-- Begin --
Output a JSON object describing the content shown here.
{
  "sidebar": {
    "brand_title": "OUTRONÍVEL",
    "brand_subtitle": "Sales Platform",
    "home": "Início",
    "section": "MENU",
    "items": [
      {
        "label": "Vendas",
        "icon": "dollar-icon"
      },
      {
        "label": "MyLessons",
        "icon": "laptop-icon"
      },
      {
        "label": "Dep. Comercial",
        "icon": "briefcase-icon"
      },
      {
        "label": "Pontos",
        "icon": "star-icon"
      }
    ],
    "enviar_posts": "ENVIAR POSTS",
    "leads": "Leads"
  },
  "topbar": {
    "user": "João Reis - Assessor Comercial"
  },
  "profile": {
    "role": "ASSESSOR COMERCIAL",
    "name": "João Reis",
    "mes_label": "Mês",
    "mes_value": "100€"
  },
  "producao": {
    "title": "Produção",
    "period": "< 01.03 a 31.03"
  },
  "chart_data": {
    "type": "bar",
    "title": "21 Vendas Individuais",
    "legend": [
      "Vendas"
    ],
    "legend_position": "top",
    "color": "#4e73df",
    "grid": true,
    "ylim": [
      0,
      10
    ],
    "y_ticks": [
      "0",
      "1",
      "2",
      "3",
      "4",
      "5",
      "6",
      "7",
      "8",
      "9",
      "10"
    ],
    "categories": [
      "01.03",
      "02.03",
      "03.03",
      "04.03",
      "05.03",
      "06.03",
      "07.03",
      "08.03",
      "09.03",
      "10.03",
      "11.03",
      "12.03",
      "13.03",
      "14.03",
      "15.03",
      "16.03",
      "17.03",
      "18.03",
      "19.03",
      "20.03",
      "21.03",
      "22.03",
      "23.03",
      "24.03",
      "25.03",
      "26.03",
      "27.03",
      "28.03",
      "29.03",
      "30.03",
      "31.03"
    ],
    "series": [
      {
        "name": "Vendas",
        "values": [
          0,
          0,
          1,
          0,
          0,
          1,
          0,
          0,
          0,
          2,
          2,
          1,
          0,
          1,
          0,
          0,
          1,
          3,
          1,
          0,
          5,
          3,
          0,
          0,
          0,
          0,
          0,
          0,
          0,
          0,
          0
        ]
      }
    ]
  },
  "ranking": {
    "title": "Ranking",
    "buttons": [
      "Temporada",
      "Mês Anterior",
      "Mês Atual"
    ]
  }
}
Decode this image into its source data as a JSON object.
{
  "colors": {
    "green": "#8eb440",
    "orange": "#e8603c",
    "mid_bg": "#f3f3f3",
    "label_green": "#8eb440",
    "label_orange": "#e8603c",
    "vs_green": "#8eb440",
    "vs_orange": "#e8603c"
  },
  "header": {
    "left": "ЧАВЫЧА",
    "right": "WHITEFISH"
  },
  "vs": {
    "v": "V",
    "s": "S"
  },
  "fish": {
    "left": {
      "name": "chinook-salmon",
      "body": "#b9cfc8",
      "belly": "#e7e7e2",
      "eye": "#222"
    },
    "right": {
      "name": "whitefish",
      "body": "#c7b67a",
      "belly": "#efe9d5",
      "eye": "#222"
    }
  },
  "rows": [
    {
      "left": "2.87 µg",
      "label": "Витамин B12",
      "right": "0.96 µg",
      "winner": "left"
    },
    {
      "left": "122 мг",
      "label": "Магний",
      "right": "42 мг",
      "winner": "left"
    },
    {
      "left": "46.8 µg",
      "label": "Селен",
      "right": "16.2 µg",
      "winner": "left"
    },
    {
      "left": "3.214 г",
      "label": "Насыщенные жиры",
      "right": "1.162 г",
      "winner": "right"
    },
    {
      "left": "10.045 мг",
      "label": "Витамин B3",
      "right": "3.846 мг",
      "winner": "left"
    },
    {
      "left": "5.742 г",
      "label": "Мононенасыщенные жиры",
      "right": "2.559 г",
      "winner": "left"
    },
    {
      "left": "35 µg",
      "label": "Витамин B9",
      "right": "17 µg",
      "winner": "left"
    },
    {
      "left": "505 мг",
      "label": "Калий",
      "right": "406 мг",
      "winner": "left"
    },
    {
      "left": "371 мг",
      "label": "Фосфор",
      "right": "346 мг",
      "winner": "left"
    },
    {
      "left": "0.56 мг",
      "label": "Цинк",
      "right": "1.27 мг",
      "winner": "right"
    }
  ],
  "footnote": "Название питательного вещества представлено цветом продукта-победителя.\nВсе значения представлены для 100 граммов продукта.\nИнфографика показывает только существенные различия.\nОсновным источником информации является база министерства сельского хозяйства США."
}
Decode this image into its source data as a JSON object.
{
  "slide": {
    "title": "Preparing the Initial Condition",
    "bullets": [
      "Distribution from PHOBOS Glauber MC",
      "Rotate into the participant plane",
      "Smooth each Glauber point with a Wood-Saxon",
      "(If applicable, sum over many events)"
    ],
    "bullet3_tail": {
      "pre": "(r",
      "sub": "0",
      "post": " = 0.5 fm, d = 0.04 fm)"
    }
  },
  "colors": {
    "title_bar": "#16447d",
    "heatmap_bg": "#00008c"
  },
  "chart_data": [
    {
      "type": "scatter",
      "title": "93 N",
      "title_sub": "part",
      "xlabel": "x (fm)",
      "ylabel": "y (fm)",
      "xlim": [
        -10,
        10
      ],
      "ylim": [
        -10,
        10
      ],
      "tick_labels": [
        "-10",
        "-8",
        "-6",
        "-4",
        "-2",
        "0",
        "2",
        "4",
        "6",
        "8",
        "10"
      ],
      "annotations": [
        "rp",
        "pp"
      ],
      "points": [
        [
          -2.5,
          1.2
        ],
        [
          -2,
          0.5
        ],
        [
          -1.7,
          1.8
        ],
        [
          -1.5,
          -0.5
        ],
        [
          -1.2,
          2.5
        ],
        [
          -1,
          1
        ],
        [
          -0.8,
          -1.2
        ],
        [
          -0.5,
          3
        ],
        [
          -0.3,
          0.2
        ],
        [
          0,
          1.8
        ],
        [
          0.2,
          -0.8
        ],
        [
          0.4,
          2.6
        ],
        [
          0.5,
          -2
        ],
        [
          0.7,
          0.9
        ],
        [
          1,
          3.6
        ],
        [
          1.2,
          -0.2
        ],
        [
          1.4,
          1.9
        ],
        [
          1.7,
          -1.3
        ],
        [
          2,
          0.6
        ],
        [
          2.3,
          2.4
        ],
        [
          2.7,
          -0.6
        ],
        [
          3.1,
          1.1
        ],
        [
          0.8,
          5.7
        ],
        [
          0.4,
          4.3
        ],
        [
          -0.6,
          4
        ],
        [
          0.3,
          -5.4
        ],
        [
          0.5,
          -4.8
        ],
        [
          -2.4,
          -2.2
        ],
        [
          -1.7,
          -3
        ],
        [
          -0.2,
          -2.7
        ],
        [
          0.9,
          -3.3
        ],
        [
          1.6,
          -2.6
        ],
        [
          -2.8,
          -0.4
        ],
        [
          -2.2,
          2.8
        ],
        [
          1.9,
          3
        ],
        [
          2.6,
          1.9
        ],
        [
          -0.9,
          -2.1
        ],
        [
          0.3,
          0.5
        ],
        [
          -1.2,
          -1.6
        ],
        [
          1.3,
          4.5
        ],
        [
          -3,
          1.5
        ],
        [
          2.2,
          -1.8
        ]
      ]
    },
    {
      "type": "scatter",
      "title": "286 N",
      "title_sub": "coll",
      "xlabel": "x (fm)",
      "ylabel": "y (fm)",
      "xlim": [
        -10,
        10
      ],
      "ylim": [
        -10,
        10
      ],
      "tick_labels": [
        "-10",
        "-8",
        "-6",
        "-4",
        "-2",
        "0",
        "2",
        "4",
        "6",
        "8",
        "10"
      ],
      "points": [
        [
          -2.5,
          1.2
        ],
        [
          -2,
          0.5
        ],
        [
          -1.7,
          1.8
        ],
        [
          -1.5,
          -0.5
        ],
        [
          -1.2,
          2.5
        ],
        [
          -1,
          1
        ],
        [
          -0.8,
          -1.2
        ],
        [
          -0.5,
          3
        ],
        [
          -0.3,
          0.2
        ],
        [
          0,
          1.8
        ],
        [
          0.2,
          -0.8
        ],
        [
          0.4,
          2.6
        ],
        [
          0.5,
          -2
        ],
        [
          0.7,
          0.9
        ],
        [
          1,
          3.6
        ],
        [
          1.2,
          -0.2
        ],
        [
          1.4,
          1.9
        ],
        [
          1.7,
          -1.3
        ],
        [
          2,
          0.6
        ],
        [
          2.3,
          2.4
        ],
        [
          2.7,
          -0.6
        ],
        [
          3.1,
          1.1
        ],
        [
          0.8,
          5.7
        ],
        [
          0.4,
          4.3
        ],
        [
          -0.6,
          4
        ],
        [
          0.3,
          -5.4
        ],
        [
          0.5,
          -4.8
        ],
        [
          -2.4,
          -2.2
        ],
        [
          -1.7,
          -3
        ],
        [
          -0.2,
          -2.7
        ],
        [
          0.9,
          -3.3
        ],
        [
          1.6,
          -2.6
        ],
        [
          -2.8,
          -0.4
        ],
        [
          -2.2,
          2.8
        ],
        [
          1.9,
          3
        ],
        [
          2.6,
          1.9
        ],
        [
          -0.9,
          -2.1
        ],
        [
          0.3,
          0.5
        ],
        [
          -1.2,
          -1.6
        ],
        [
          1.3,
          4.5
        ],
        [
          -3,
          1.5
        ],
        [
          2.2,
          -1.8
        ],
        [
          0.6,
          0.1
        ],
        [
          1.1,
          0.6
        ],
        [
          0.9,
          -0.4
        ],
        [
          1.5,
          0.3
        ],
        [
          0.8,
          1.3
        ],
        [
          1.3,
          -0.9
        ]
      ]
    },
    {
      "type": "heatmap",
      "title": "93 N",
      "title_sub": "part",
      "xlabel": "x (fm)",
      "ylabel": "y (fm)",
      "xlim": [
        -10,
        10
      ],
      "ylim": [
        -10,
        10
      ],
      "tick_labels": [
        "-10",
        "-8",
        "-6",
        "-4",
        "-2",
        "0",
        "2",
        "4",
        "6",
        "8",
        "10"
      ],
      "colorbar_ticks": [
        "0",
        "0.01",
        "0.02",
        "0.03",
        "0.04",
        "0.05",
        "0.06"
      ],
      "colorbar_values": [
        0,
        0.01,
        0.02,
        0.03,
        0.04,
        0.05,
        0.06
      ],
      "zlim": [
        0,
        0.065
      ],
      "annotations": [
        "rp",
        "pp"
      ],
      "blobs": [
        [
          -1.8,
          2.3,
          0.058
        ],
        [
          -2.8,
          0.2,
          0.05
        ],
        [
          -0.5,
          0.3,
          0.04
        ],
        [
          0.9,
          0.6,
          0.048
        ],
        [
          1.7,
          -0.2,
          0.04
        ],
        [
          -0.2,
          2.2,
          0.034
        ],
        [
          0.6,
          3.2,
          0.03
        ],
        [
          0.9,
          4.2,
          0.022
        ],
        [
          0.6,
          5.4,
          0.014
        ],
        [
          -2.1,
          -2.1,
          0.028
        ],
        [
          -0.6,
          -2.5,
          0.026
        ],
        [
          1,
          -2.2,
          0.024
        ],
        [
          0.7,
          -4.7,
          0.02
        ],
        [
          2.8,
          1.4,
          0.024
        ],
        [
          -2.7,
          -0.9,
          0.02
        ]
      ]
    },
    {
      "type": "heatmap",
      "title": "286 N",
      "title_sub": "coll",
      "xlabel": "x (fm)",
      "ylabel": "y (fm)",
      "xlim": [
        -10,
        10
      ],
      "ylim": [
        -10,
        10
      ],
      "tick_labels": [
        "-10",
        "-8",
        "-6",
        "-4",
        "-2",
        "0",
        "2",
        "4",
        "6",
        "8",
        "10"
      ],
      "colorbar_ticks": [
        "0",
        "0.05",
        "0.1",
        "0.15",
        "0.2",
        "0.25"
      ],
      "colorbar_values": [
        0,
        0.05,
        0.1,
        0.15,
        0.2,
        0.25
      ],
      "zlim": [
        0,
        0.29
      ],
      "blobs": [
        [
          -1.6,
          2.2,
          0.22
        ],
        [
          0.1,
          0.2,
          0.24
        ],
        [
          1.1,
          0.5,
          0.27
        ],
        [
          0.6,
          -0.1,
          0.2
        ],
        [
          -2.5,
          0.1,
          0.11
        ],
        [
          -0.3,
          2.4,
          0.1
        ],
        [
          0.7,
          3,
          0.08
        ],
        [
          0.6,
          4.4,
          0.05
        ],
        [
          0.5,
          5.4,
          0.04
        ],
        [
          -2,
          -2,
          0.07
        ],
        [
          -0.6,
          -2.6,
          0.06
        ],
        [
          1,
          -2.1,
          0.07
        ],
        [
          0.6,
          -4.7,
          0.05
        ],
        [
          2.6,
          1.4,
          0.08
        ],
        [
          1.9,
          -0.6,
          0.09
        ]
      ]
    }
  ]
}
-- End --
= YOUR OBJECTIVE =
Copy each line in the data that holds the word "Glauber".

= EXPECTED ANSWER =
      "Distribution from PHOBOS Glauber MC",
      "Smooth each Glauber point with a Wood-Saxon",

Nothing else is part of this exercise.